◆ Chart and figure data

────

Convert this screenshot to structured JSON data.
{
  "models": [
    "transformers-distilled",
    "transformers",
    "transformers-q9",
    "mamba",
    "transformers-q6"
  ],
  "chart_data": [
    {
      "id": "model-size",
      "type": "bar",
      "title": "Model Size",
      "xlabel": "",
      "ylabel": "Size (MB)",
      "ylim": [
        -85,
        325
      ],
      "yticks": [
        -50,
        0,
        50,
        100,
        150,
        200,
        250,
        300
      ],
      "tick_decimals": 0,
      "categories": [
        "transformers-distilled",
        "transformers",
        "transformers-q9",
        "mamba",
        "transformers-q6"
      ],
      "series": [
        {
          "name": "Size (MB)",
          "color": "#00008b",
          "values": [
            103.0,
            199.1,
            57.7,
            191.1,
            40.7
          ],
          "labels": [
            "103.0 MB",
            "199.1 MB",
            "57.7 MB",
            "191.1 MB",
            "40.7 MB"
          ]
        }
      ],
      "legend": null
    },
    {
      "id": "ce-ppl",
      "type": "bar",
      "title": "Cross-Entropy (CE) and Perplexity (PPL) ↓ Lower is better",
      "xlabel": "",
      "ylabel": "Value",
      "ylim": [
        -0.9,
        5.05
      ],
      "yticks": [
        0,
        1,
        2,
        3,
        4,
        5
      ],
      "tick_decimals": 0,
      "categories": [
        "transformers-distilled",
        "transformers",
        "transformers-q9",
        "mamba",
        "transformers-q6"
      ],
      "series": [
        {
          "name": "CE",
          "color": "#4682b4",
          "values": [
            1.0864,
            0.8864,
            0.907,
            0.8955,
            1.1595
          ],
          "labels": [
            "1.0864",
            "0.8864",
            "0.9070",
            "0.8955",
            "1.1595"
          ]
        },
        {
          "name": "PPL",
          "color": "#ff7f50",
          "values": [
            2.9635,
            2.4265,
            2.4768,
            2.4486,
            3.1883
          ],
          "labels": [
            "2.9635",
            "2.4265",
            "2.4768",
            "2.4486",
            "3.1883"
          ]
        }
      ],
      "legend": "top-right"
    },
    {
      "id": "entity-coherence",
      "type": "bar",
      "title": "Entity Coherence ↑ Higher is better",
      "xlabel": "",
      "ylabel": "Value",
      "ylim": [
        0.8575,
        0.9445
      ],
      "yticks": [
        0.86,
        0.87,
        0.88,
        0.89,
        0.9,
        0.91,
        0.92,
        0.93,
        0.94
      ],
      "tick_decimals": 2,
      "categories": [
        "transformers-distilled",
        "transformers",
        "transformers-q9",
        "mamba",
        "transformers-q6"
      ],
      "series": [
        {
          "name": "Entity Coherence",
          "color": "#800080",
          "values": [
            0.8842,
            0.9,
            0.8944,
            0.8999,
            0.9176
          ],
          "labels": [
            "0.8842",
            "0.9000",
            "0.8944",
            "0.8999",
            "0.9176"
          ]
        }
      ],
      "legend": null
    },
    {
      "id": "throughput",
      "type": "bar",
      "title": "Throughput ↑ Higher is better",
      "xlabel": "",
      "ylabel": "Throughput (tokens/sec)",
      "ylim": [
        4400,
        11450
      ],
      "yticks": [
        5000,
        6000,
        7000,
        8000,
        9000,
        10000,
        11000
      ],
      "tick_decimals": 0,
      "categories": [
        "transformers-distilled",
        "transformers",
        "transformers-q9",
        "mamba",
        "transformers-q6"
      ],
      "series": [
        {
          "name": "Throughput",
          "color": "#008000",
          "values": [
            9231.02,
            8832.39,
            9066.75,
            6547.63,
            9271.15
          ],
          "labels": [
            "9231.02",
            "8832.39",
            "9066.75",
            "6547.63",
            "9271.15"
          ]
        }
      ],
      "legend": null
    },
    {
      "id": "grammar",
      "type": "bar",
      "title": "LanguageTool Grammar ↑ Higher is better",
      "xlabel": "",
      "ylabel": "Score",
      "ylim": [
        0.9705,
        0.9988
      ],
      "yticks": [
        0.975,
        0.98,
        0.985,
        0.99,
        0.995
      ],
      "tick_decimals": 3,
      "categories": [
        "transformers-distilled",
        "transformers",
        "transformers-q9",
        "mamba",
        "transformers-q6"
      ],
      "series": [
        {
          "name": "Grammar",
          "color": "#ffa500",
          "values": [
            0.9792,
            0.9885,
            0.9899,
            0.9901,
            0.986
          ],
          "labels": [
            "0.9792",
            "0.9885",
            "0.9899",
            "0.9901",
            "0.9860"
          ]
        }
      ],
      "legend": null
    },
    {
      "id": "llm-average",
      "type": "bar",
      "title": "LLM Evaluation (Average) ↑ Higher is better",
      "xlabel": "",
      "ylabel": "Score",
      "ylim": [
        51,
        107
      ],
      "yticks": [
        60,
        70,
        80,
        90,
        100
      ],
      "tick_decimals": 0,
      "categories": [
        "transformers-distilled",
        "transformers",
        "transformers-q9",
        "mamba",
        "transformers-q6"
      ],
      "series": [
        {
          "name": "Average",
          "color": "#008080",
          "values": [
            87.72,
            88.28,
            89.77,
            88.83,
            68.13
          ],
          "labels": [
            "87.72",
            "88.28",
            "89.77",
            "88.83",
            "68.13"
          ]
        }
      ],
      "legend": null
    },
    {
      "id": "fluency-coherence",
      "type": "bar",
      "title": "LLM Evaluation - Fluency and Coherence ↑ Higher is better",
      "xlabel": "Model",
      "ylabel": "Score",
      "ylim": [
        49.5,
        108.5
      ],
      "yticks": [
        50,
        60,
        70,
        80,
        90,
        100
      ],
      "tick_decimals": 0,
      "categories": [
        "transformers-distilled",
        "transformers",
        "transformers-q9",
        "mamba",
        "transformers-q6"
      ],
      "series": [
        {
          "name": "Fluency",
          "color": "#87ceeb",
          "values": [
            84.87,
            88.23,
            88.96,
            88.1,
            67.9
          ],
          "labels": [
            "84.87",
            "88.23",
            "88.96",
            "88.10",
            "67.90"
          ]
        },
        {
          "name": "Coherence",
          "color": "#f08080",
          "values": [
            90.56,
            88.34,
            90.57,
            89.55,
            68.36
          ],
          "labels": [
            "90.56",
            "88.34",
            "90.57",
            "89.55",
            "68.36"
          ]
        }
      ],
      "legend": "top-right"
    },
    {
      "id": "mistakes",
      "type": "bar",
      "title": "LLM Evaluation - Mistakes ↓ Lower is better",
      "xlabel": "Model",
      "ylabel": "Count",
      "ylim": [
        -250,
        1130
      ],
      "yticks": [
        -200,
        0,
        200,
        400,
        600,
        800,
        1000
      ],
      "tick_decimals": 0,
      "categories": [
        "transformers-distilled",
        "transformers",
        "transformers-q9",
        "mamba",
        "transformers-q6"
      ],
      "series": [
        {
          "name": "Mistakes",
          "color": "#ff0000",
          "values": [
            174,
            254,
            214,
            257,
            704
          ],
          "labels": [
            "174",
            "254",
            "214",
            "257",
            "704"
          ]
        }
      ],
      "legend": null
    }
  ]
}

────

◆ Description of the task
Scan the entries above for the word "Lower" and collect each line holding it.

◆ Finished answer
      "title": "Cross-Entropy (CE) and Perplexity (PPL) ↓ Lower is better",
      "title": "LLM Evaluation - Mistakes ↓ Lower is better",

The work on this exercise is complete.